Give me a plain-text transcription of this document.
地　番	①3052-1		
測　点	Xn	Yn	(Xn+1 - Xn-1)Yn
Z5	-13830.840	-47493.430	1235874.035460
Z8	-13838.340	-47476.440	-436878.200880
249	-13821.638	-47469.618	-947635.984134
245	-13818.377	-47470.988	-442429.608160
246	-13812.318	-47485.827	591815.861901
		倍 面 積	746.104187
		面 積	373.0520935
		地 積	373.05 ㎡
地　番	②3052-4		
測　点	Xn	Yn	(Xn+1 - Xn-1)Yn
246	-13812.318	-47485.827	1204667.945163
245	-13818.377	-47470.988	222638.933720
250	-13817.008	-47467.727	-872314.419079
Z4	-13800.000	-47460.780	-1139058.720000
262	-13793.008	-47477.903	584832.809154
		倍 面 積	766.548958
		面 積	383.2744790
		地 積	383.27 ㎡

────────────────

> [GIVEN TASK]
Reproduce the data in full, exactly as presented.

> [THE RESPONSE]
Give me a plain-text transcription of this document.
地　番	①3052-1		
測　点	Xn	Yn	(Xn+1 - Xn-1)Yn
Z5	-13830.840	-47493.430	1235874.035460
Z8	-13838.340	-47476.440	-436878.200880
249	-13821.638	-47469.618	-947635.984134
245	-13818.377	-47470.988	-442429.608160
246	-13812.318	-47485.827	591815.861901
		倍 面 積	746.104187
		面 積	373.0520935
		地 積	373.05 ㎡
地　番	②3052-4		
測　点	Xn	Yn	(Xn+1 - Xn-1)Yn
246	-13812.318	-47485.827	1204667.945163
245	-13818.377	-47470.988	222638.933720
250	-13817.008	-47467.727	-872314.419079
Z4	-13800.000	-47460.780	-1139058.720000
262	-13793.008	-47477.903	584832.809154
		倍 面 積	766.548958
		面 積	383.2744790
		地 積	383.27 ㎡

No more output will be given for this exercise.